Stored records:
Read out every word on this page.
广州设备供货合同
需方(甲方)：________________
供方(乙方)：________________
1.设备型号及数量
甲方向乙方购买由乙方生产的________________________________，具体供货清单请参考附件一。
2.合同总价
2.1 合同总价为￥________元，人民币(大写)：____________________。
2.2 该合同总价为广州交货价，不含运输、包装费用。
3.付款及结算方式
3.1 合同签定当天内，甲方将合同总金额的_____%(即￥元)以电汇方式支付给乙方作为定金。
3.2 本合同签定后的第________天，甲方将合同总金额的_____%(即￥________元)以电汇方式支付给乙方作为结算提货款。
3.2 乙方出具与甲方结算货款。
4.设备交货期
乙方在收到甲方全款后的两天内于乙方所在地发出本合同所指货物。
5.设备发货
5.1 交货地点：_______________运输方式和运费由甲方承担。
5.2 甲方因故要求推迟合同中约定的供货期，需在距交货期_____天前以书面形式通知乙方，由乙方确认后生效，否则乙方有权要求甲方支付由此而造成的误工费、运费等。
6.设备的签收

What you need to do:
Print back all the lines verbatim.

Result of the task:
Read out every word on this page.
广州设备供货合同
需方(甲方)：________________
供方(乙方)：________________
1.设备型号及数量
甲方向乙方购买由乙方生产的________________________________，具体供货清单请参考附件一。
2.合同总价
2.1 合同总价为￥________元，人民币(大写)：____________________。
2.2 该合同总价为广州交货价，不含运输、包装费用。
3.付款及结算方式
3.1 合同签定当天内，甲方将合同总金额的_____%(即￥元)以电汇方式支付给乙方作为定金。
3.2 本合同签定后的第________天，甲方将合同总金额的_____%(即￥________元)以电汇方式支付给乙方作为结算提货款。
3.2 乙方出具与甲方结算货款。
4.设备交货期
乙方在收到甲方全款后的两天内于乙方所在地发出本合同所指货物。
5.设备发货
5.1 交货地点：_______________运输方式和运费由甲方承担。
5.2 甲方因故要求推迟合同中约定的供货期，需在距交货期_____天前以书面形式通知乙方，由乙方确认后生效，否则乙方有权要求甲方支付由此而造成的误工费、运费等。
6.设备的签收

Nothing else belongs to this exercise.